[PETUNJUK]
**a)** Tulis ulang bagian dari cerita tentang Ata dan Barra, mulai dari kata-kata "Cerita lain, Widi" dan berhenti setelah "rumah tangga kakaknya.", dengan mengganti "Stella" menjadi "Laras".
**b)** Terjemahkan kalimat dari cerita tentang Ata dan Barra berikut ke dalam bahasa Inggris: "Ata tidak mengerti kenapa Barra memercayai kakak iparnya yang jelas-jelas sering melakukan penipuan."
**c)** Lanjutkan cerita tentang Ata dan Barra mulai dari bagian terakhirnya.

Ata dan Barra baru saja melangsungkan pernikahan yang awalnya sulit untuk dilaksanakan karena masing-masing orang tua mereka kurang setuju. Tapi semua berjalan normal. Kini, mereka tinggal di sebuah rumah yang berada di pinggiran Jakarta yang cukup memakan waktu di jalan untuk pulang pergi ke kantor mereka. Dan Ata yang menyetir.
Tak lama kemudian, Ata pun hamil. Perdebatan terjadi. Barra enggan tinggal bersama mertuanya, terlebih mendengar omongan Rey, teman kantornya. Akhirnya, Barra mengalah. Hari pertama di rumah mertua, Barra sudah merasa terusik. Dimulai dari ketokan pintu di pagi hari dari sang mertua. Lalu, duduk berdua di teras rumah sambil menikmati mangga muda. Ditambah lagi dengan kedatangan pakde dan bude Ata dari Jawa Tengah dan Ata seorang diri yang menjemput mereka di stasiun kereta.
Ata terkejut. Tabungan bersamanya hanya tersisa seratus ribu rupiah. Ternyata, suaminya telah “mencuri” tabungan bersama mereka untuk menanam investasi kelapa sawit yang ditawarkan Matthew, kakak ipar Barra. Perang sengit terjadi antara Ata dan Barra. Ata tidak mengerti kenapa Barra memercayai kakak iparnya yang jelas-jelas sering melakukan penipuan. Saat itu juga Barra pergi dari rumah. Meninggalkan Ata yang berbadan dua.
Cerita lain, Widi mengetahui bahwa suaminya, yang merasa Widi tak lagi menghiraukan dia, telah bermain api dengan perempuan bernama Stella. Namun Widi tetap mempertahankan rumah tangganya dengan berpura-pura bahagia di hadapan orang tua dan adiknya. Sampai pada akhirnya, Widi masuk rumah sakit karena mencoba bunuh diri, melukai urat nadinya. Ata tak menyangka kakaknya, seorang istri dan ibu yang bahagia, bisa melakukan hal itu. Justru selama ini Ata iri dengan keharmonisan rumah tangga kakaknya.

Daftar elemen dan wilayah
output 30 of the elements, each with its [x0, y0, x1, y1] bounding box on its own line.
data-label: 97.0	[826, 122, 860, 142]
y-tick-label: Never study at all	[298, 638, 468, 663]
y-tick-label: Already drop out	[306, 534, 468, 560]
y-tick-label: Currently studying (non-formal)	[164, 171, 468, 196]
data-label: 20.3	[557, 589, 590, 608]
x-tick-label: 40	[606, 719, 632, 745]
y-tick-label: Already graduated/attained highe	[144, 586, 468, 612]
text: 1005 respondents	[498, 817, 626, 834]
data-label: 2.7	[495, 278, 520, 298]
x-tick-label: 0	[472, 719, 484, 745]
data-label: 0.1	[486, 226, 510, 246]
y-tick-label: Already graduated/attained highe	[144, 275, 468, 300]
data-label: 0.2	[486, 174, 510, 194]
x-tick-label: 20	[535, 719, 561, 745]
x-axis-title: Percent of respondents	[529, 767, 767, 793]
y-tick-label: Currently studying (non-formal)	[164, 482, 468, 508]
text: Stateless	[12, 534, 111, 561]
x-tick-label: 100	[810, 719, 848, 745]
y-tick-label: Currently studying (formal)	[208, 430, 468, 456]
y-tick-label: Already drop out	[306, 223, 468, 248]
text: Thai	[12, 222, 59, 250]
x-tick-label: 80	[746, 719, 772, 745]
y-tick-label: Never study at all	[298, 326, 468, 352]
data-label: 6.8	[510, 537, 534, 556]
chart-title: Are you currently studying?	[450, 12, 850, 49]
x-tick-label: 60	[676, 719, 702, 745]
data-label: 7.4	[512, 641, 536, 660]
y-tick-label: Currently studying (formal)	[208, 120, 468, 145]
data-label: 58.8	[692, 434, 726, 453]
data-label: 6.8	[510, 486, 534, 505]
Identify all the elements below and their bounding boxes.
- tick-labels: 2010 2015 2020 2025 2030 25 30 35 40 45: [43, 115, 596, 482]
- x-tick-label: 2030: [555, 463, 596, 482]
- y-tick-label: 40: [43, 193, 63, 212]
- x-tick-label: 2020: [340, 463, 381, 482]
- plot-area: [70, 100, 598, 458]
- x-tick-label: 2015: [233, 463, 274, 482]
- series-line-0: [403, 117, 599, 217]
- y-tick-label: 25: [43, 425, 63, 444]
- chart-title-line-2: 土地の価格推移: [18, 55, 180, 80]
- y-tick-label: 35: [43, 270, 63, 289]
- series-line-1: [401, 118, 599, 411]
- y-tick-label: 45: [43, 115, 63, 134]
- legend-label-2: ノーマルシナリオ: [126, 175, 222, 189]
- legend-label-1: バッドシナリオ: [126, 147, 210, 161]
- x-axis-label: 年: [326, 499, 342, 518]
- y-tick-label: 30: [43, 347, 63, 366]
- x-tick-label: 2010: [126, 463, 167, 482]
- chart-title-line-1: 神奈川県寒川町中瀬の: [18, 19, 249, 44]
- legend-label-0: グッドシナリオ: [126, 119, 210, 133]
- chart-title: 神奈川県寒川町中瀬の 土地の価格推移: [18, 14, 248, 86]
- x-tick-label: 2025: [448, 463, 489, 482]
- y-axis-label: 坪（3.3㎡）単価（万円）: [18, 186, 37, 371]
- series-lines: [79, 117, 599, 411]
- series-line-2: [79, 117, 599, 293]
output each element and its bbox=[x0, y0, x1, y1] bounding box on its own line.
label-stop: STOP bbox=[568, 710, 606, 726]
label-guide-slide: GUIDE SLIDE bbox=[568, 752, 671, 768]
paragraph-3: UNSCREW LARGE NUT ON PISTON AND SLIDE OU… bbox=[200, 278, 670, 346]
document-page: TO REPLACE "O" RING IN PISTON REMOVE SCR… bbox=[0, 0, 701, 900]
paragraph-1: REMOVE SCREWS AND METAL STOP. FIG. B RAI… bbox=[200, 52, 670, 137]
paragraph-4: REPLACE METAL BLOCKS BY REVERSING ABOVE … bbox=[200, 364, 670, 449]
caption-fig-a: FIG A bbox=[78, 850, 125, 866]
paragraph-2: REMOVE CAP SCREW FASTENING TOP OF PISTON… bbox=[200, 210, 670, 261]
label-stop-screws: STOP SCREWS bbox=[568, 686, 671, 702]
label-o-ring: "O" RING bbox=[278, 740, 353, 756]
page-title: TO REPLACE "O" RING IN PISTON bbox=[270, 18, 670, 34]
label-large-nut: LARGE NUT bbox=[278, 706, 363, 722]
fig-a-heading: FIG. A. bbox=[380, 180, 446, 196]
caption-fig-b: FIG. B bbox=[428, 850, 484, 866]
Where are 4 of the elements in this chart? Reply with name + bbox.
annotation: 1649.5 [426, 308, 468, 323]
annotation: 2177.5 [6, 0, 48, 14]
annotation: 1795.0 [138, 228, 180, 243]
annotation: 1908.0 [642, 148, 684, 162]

[JAWABAN TIAP TUGAS]
**a)**
Cerita lain, Widi mengetahui bahwa suaminya, yang merasa Widi tak lagi menghiraukan dia, telah bermain api dengan perempuan bernama Laras. Namun Widi tetap mempertahankan rumah tangganya dengan berpura-pura bahagia di hadapan orang tua dan adiknya. Sampai pada akhirnya, Widi masuk rumah sakit karena mencoba bunuh diri, melukai urat nadinya. Ata tak menyangka kakaknya, seorang istri dan ibu yang bahagia, bisa melakukan hal itu. Justru selama ini Ata iri dengan keharmonisan rumah tangga kakaknya.

**b)** Ata did not understand why Barra trusted his brother-in-law, who clearly often committed fraud.

**c)**
Sebulan berlalu, Barra berkelana ke Solo, lebih tepatnya meminta pekerjaanya dialihkan ke perusahaan di Solo. Di sana memiliki sekretaris cantik bernama Putri. Barra mulai merasakan keanehan ketika sedang bersama Putri.
Selama proses penyembuhan Widi, Ata, yang berusaha tegar ketika rumah tangganya diambang perpisahan, selalu menemani. Jeff tak menampakkan diri. Sesakit apa pun hatinya, Widi tetap menunjukkan rasa kasih sayangnya dengan mengirim pesan selamat ulang tahun pada Jeff. Di sanalah, awal mula proses mereka untuk belajar memperbaiki pondasi yang hampir runtuh.
Barra hanya dua minggu di Solo. Lalu kembali ke Jakarta, berniat mengajak kembali Ata. Namun niat baiknya tidak ditanggapi baik oleh keluarga Ata. Mereka pun terpisah (lagi) tanpa sempat diberi waktu berdua.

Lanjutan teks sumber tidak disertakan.